→ INSTRUCTIONS TO FOLLOW: Send each entry back exactly as given, pictures excluded.

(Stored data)

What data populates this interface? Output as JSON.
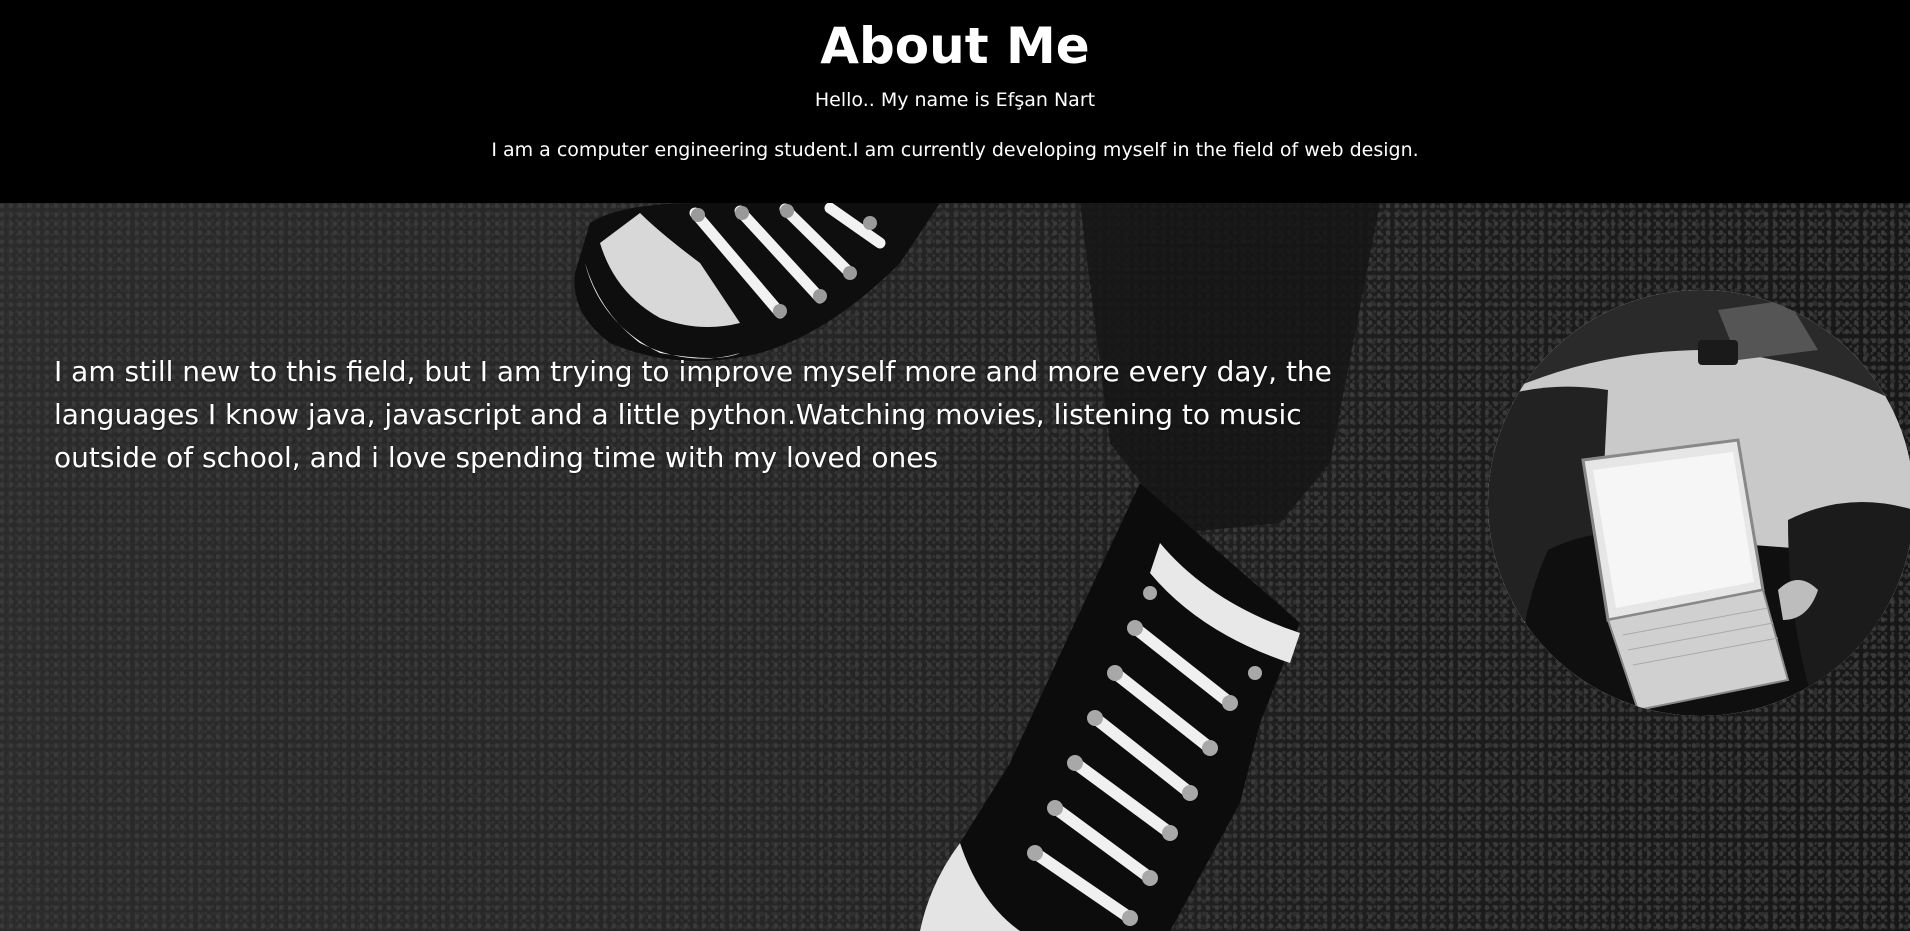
{
  "header": {
    "title": "About Me",
    "greeting": "Hello.. My name is Efşan Nart",
    "intro": "I am a computer engineering student.I am currently developing myself in the field of web design."
  },
  "main": {
    "about_paragraph": "I am still new to this field, but I am trying to improve myself more and more every day, the languages I know java, javascript and a little python.Watching movies, listening to music outside of school, and i love spending time with my loved ones"
  },
  "images": {
    "background": "sneakers-on-asphalt-photo",
    "profile": "laptop-in-car-photo"
  },
  "colors": {
    "header_bg": "#000000",
    "text": "#ffffff"
  }
}
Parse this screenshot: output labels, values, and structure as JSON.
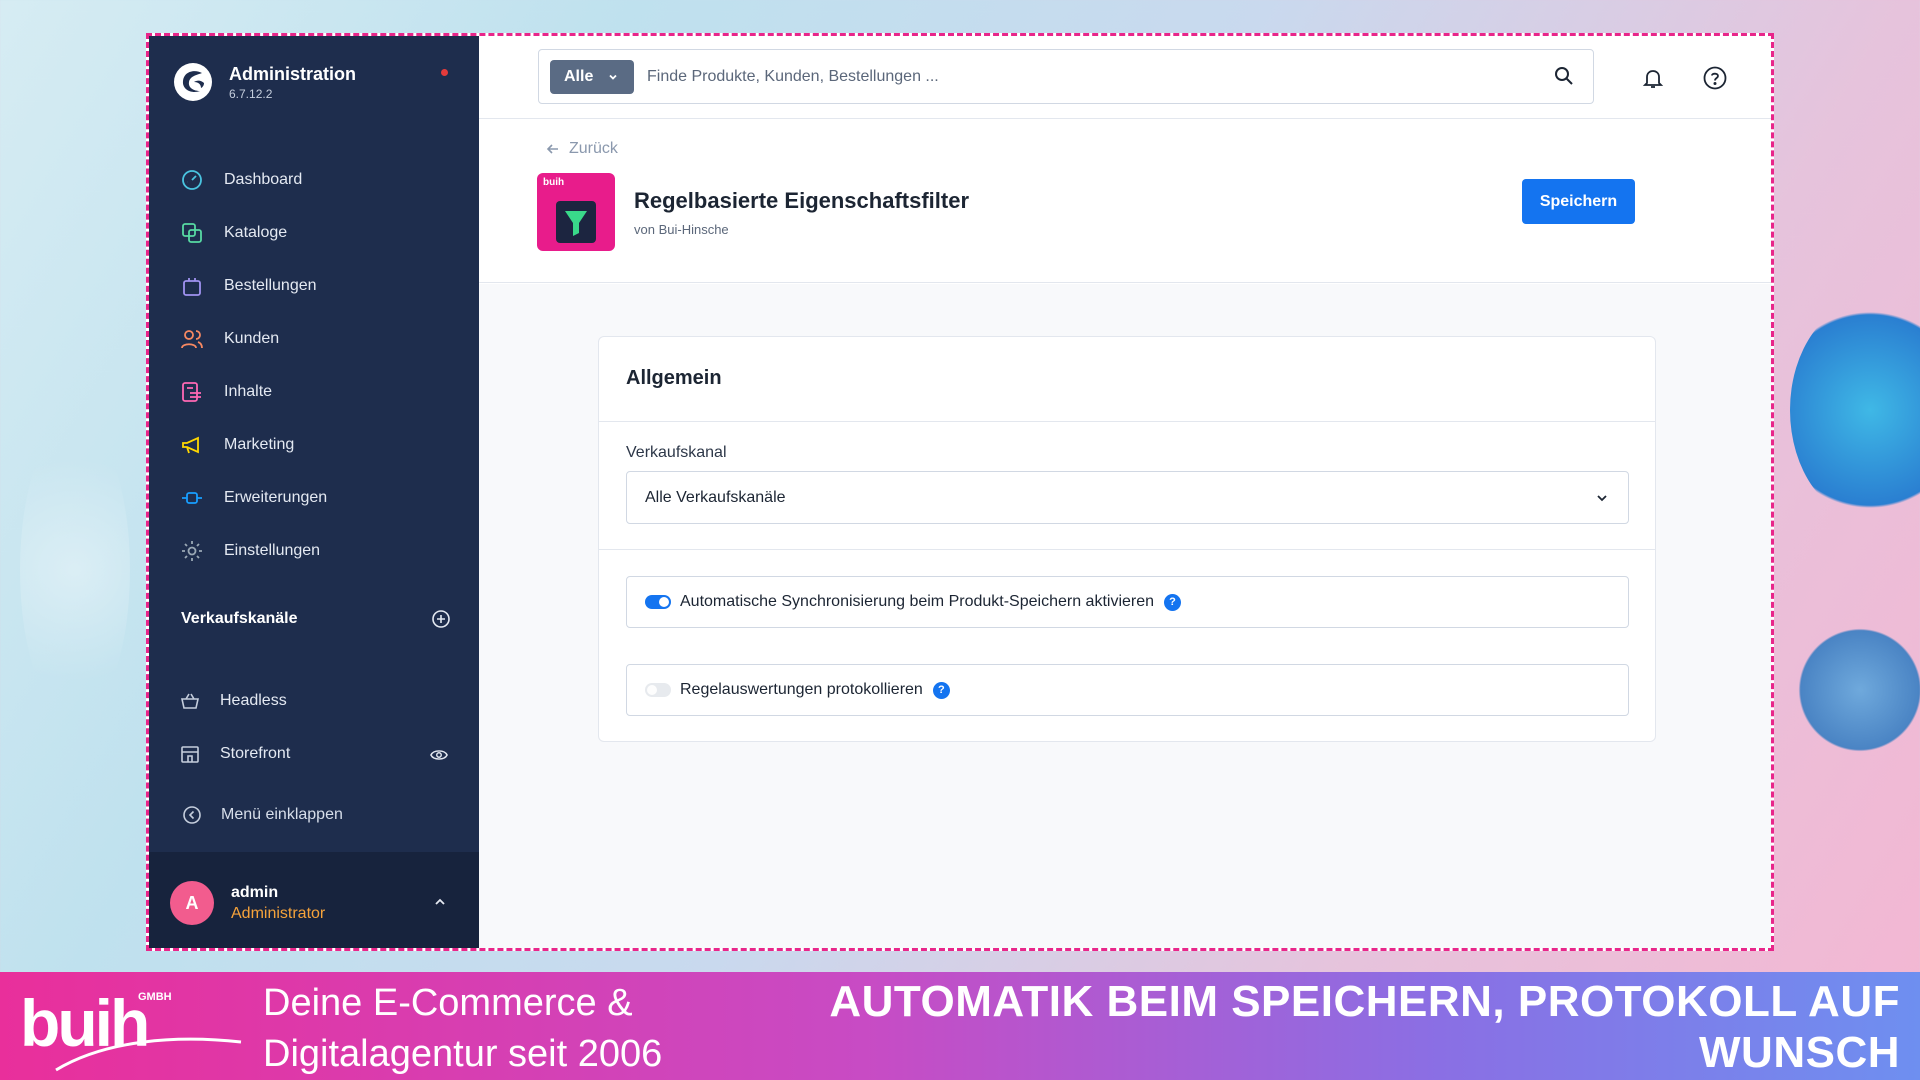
{
  "app": {
    "title": "Administration",
    "version": "6.7.12.2"
  },
  "sidebar": {
    "nav": [
      {
        "label": "Dashboard",
        "icon": "dashboard-icon",
        "color": "#4ac4e0"
      },
      {
        "label": "Kataloge",
        "icon": "catalog-icon",
        "color": "#57d9a3"
      },
      {
        "label": "Bestellungen",
        "icon": "orders-icon",
        "color": "#a092f0"
      },
      {
        "label": "Kunden",
        "icon": "customers-icon",
        "color": "#f88962"
      },
      {
        "label": "Inhalte",
        "icon": "content-icon",
        "color": "#ff68b4"
      },
      {
        "label": "Marketing",
        "icon": "marketing-icon",
        "color": "#ffd700"
      },
      {
        "label": "Erweiterungen",
        "icon": "extensions-icon",
        "color": "#189eff"
      },
      {
        "label": "Einstellungen",
        "icon": "settings-icon",
        "color": "#9aa8b5"
      }
    ],
    "sales_channels_title": "Verkaufskanäle",
    "sales_channels": [
      {
        "label": "Headless",
        "icon": "basket-icon"
      },
      {
        "label": "Storefront",
        "icon": "storefront-icon"
      }
    ],
    "collapse_label": "Menü einklappen",
    "user": {
      "initial": "A",
      "name": "admin",
      "role": "Administrator"
    }
  },
  "topbar": {
    "search_scope": "Alle",
    "search_placeholder": "Finde Produkte, Kunden, Bestellungen ..."
  },
  "header": {
    "back_label": "Zurück",
    "plugin_icon_text": "buih",
    "title": "Regelbasierte Eigenschaftsfilter",
    "author": "von Bui-Hinsche",
    "save_label": "Speichern"
  },
  "card": {
    "title": "Allgemein",
    "sales_channel_label": "Verkaufskanal",
    "sales_channel_value": "Alle Verkaufskanäle",
    "switches": [
      {
        "label": "Automatische Synchronisierung beim Produkt-Speichern aktivieren",
        "on": true
      },
      {
        "label": "Regelauswertungen protokollieren",
        "on": false
      }
    ],
    "help_glyph": "?"
  },
  "banner": {
    "logo_text": "buih",
    "logo_sub": "GMBH",
    "tagline_line1": "Deine E-Commerce &",
    "tagline_line2": "Digitalagentur seit 2006",
    "headline": "AUTOMATIK BEIM SPEICHERN, PROTOKOLL AUF WUNSCH"
  },
  "colors": {
    "accent": "#1474f0",
    "sidebar": "#1e2d4d",
    "frame": "#e8268a"
  }
}
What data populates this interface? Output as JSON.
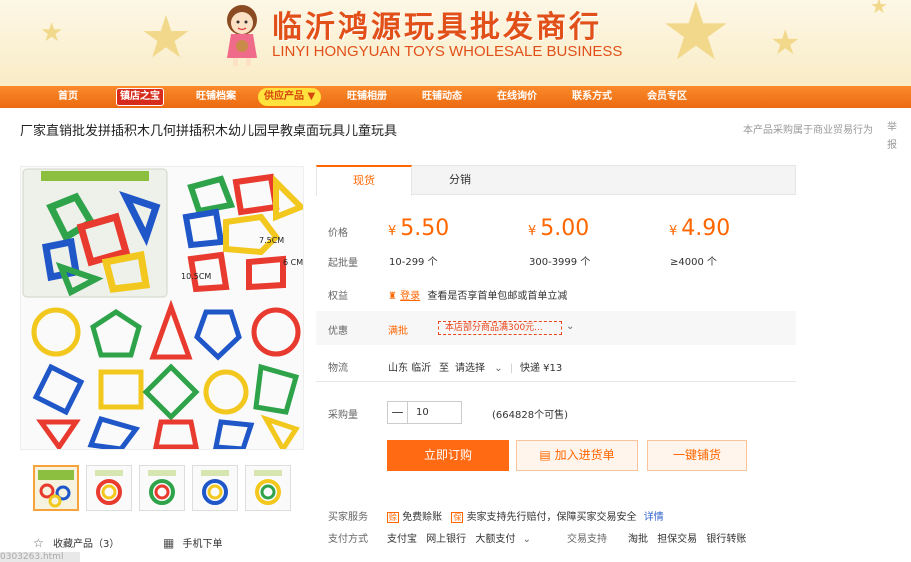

→ RIGHT ANSWER:
What data populates this interface? Output as JSON.
{
  "header": {
    "title": "About Me",
    "greeting": "Hello.. My name is Efşan Nart",
    "intro": "I am a computer engineering student.I am currently developing myself in the field of web design."
  },
  "main": {
    "about_paragraph": "I am still new to this field, but I am trying to improve myself more and more every day, the languages I know java, javascript and a little python.Watching movies, listening to music outside of school, and i love spending time with my loved ones"
  },
  "images": {
    "background": "sneakers-on-asphalt-photo",
    "profile": "laptop-in-car-photo"
  },
  "colors": {
    "header_bg": "#000000",
    "text": "#ffffff"
  }
}
Parse this screenshot: output labels, values, and structure as JSON.
{
  "app": {
    "title": "Administration",
    "version": "6.7.12.2"
  },
  "sidebar": {
    "nav": [
      {
        "label": "Dashboard",
        "icon": "dashboard-icon",
        "color": "#4ac4e0"
      },
      {
        "label": "Kataloge",
        "icon": "catalog-icon",
        "color": "#57d9a3"
      },
      {
        "label": "Bestellungen",
        "icon": "orders-icon",
        "color": "#a092f0"
      },
      {
        "label": "Kunden",
        "icon": "customers-icon",
        "color": "#f88962"
      },
      {
        "label": "Inhalte",
        "icon": "content-icon",
        "color": "#ff68b4"
      },
      {
        "label": "Marketing",
        "icon": "marketing-icon",
        "color": "#ffd700"
      },
      {
        "label": "Erweiterungen",
        "icon": "extensions-icon",
        "color": "#189eff"
      },
      {
        "label": "Einstellungen",
        "icon": "settings-icon",
        "color": "#9aa8b5"
      }
    ],
    "sales_channels_title": "Verkaufskanäle",
    "sales_channels": [
      {
        "label": "Headless",
        "icon": "basket-icon"
      },
      {
        "label": "Storefront",
        "icon": "storefront-icon"
      }
    ],
    "collapse_label": "Menü einklappen",
    "user": {
      "initial": "A",
      "name": "admin",
      "role": "Administrator"
    }
  },
  "topbar": {
    "search_scope": "Alle",
    "search_placeholder": "Finde Produkte, Kunden, Bestellungen ..."
  },
  "header": {
    "back_label": "Zurück",
    "plugin_icon_text": "buih",
    "title": "Regelbasierte Eigenschaftsfilter",
    "author": "von Bui-Hinsche",
    "save_label": "Speichern"
  },
  "card": {
    "title": "Allgemein",
    "sales_channel_label": "Verkaufskanal",
    "sales_channel_value": "Alle Verkaufskanäle",
    "switches": [
      {
        "label": "Automatische Synchronisierung beim Produkt-Speichern aktivieren",
        "on": true
      },
      {
        "label": "Regelauswertungen protokollieren",
        "on": false
      }
    ],
    "help_glyph": "?"
  },
  "banner": {
    "logo_text": "buih",
    "logo_sub": "GMBH",
    "tagline_line1": "Deine E-Commerce &",
    "tagline_line2": "Digitalagentur seit 2006",
    "headline": "AUTOMATIK BEIM SPEICHERN, PROTOKOLL AUF WUNSCH"
  },
  "colors": {
    "accent": "#1474f0",
    "sidebar": "#1e2d4d",
    "frame": "#e8268a"
  }
}
What data populates this interface? Output as JSON.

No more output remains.